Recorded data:
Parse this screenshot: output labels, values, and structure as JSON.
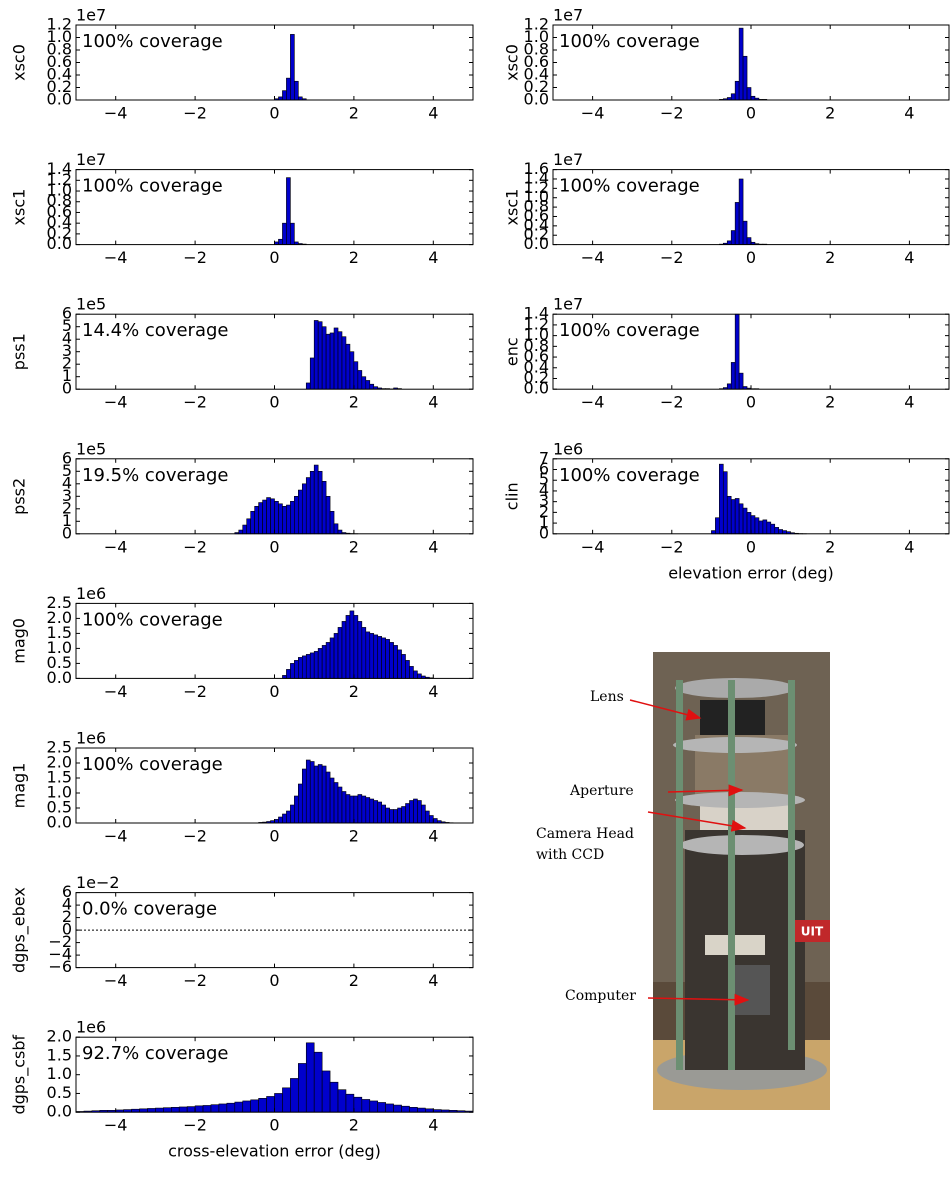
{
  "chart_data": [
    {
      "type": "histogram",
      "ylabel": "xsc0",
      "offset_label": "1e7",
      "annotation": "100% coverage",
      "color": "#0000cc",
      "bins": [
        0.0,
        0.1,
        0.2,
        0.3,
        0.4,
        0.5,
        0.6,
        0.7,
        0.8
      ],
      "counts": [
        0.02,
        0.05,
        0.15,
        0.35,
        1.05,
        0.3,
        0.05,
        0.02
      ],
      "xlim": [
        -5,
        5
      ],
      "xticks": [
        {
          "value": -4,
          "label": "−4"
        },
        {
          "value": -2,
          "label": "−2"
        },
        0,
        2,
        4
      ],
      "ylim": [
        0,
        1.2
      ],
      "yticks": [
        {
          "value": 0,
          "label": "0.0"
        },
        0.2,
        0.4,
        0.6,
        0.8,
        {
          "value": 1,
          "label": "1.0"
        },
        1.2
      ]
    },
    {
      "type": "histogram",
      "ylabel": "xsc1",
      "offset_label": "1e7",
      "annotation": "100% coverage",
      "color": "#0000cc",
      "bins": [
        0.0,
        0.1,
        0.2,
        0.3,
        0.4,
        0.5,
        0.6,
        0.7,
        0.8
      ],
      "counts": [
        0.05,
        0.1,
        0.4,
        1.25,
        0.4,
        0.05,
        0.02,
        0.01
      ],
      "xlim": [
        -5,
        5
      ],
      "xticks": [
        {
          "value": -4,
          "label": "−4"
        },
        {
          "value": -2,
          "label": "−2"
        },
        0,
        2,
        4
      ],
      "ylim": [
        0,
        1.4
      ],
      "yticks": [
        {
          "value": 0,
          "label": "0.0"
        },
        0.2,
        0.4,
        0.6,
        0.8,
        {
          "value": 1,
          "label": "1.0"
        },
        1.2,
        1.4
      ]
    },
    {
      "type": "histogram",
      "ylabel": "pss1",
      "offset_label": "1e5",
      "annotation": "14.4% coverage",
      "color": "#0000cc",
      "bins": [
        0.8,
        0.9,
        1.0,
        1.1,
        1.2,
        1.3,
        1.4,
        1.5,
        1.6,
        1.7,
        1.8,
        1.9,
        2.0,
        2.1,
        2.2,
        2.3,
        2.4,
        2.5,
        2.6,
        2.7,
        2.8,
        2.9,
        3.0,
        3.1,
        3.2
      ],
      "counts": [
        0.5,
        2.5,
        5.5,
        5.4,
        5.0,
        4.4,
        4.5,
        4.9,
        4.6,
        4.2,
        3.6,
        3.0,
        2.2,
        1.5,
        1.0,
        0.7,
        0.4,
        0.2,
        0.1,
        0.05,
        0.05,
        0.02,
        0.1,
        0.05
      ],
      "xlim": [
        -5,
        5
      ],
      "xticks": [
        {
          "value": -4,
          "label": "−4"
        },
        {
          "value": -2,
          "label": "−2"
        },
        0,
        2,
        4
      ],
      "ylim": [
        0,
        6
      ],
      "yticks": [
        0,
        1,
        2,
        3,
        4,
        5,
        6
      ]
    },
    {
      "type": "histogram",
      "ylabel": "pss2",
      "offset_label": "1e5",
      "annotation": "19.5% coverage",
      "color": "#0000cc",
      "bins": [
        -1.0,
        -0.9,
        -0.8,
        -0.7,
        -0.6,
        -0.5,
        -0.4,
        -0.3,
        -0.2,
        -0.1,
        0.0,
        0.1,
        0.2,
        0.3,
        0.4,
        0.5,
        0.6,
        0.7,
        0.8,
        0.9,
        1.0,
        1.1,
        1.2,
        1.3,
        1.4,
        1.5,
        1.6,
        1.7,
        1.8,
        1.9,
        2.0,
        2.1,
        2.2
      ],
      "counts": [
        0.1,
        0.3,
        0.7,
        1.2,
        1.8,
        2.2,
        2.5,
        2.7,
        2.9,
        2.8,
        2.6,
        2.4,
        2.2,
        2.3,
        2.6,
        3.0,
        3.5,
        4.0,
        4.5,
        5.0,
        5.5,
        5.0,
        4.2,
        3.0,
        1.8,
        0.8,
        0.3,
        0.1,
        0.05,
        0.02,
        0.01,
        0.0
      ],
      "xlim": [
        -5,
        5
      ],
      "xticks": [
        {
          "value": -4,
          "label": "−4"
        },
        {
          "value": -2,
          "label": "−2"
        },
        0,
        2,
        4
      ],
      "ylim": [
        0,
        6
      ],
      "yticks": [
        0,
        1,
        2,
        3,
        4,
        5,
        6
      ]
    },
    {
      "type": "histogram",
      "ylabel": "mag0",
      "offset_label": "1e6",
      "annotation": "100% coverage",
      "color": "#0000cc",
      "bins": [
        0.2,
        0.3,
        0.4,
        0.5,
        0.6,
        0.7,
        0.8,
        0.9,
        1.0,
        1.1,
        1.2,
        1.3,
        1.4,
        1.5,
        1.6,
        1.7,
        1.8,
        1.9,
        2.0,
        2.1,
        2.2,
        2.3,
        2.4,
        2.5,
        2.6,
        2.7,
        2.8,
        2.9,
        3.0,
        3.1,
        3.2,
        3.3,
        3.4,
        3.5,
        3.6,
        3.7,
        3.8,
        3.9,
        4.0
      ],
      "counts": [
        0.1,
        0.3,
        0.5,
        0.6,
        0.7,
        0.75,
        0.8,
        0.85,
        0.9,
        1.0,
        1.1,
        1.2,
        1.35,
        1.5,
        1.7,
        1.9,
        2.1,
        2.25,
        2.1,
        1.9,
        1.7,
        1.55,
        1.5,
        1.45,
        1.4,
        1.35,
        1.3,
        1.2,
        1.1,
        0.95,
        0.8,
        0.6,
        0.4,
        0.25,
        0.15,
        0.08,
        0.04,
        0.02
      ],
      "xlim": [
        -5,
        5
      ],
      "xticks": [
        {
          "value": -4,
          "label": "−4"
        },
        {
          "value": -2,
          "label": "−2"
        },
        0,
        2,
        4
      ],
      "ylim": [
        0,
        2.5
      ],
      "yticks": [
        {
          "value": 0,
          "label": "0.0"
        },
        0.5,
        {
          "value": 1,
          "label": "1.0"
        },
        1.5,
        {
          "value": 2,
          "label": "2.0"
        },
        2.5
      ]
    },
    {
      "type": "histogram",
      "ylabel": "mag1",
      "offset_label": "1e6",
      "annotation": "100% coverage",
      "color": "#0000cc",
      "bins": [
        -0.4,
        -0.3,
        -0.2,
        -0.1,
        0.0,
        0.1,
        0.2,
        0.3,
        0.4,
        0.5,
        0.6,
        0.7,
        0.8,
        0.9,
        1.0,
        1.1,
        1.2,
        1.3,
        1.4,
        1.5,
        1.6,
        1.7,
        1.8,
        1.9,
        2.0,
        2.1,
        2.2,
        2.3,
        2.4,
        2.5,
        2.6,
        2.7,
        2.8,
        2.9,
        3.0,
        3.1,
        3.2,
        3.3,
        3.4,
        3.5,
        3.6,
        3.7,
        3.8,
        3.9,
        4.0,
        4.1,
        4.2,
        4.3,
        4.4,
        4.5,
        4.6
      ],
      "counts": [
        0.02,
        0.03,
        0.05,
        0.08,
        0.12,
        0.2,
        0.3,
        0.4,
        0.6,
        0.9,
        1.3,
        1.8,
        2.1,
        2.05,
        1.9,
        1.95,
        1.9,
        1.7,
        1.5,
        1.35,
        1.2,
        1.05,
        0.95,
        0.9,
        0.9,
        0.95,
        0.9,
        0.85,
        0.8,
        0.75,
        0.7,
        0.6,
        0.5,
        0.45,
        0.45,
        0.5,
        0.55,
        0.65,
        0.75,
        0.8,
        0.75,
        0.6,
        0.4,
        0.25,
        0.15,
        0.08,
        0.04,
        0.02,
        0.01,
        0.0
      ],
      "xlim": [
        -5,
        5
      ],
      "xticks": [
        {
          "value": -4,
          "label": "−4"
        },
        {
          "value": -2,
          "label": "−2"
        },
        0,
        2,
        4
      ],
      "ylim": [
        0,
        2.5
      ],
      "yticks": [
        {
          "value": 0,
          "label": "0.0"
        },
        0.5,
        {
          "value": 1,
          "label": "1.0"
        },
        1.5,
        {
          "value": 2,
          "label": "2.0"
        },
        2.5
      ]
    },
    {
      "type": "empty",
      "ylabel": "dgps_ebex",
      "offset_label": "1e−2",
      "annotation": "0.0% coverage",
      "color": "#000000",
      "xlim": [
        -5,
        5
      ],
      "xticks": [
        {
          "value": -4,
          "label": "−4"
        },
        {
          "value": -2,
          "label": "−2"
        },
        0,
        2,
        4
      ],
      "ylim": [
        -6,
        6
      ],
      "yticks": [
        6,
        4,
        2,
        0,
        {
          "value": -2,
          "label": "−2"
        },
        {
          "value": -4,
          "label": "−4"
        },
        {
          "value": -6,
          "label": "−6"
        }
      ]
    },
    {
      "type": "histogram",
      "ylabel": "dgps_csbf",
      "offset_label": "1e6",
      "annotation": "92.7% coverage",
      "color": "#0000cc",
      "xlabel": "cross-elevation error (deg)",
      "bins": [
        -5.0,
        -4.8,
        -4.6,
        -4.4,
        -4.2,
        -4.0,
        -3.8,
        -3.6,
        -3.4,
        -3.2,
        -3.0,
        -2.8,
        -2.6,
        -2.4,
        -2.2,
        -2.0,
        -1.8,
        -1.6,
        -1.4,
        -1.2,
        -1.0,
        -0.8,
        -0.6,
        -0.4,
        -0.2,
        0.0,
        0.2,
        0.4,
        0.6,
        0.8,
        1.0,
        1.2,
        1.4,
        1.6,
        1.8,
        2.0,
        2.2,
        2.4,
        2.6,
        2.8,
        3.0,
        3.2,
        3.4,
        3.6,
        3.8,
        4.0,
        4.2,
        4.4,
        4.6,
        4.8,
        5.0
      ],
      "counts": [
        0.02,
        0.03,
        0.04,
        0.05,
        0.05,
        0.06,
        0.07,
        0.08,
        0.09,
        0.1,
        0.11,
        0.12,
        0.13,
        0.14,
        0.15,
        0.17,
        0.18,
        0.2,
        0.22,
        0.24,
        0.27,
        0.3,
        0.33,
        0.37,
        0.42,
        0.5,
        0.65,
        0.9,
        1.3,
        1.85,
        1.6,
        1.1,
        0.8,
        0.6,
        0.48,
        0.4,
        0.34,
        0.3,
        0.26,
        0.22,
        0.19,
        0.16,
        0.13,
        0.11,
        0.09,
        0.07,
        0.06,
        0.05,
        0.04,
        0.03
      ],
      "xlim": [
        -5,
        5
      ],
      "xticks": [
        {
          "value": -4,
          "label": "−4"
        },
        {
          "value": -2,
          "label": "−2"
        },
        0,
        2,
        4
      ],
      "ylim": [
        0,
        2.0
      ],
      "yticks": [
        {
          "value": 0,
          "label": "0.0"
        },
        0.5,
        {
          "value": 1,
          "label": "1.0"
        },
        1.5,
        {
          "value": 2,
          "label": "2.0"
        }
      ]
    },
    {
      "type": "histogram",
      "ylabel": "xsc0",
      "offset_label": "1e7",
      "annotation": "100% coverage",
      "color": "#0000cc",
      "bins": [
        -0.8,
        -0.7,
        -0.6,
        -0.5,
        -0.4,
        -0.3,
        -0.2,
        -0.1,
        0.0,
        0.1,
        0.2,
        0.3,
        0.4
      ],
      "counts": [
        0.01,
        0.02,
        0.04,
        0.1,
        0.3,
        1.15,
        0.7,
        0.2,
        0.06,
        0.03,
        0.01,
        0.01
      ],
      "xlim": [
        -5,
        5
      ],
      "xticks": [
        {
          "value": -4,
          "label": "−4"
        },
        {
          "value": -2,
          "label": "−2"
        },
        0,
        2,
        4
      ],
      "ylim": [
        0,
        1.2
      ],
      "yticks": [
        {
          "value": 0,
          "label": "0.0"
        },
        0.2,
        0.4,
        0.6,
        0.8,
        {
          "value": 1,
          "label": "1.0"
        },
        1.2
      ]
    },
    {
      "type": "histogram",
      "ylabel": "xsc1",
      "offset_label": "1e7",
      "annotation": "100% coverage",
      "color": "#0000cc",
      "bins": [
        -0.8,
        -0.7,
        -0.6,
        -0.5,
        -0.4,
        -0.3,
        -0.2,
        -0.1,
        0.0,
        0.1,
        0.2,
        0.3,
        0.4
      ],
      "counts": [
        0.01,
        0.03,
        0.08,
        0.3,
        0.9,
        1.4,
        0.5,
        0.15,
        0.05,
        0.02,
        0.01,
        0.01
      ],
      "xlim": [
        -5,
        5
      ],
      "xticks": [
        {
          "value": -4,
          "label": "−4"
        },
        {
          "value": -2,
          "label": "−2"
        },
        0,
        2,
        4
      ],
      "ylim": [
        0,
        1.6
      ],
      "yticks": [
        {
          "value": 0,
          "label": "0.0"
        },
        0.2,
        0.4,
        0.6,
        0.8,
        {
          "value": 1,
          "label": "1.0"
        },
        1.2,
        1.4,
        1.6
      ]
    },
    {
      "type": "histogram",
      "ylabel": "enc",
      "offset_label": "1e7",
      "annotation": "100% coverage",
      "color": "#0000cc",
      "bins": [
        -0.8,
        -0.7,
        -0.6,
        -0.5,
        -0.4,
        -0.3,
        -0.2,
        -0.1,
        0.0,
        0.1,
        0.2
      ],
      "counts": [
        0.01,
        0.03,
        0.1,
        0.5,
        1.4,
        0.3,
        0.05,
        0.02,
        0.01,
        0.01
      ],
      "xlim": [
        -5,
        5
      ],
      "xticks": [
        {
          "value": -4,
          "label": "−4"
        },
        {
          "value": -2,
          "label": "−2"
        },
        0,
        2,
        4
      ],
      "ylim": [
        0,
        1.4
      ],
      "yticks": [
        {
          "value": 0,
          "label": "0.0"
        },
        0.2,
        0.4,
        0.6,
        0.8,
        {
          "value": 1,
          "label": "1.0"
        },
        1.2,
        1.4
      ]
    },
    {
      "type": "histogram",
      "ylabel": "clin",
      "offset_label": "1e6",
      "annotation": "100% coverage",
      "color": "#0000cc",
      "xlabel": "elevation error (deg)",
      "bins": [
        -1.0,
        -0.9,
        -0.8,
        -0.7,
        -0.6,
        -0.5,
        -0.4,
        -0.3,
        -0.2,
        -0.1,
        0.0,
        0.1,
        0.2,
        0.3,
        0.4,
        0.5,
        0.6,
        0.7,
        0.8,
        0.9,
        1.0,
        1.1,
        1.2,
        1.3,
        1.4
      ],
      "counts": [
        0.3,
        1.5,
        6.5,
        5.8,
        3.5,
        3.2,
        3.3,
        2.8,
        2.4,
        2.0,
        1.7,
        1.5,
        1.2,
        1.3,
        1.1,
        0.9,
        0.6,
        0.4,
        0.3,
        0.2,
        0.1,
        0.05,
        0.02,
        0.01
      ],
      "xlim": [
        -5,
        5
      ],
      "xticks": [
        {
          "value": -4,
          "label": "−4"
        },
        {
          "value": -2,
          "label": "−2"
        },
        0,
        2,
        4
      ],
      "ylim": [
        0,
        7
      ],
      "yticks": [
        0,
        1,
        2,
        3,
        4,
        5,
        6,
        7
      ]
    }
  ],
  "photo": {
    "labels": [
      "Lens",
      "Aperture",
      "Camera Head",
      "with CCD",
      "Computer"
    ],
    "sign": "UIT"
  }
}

...

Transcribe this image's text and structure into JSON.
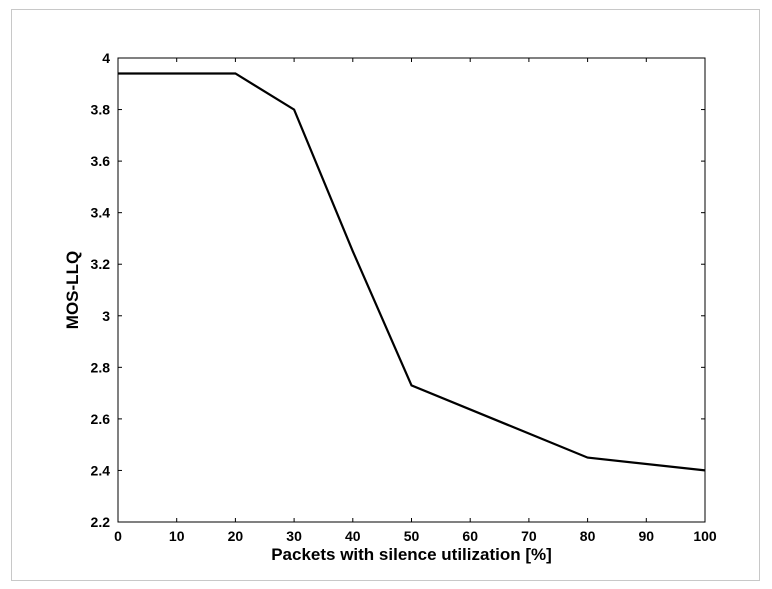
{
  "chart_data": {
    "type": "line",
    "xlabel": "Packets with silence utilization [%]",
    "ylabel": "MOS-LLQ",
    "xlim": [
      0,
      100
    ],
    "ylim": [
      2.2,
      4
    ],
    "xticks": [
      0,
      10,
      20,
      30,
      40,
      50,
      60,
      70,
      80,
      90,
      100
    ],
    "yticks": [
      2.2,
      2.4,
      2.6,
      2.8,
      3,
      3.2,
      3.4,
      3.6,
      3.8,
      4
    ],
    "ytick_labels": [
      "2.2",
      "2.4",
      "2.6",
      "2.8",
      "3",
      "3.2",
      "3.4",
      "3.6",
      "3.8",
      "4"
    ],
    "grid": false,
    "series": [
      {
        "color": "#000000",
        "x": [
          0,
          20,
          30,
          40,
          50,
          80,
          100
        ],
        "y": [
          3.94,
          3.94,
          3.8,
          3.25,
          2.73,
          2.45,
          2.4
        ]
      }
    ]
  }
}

▶ **PROBLEM DETAILS**
Using the records above, copy each line that contains "xlabel".

▶ **EXERCISE OUTPUT**
      "xlabel": "cross-elevation error (deg)",
      "xlabel": "elevation error (deg)",
    "xlabel": "Packets with silence utilization [%]",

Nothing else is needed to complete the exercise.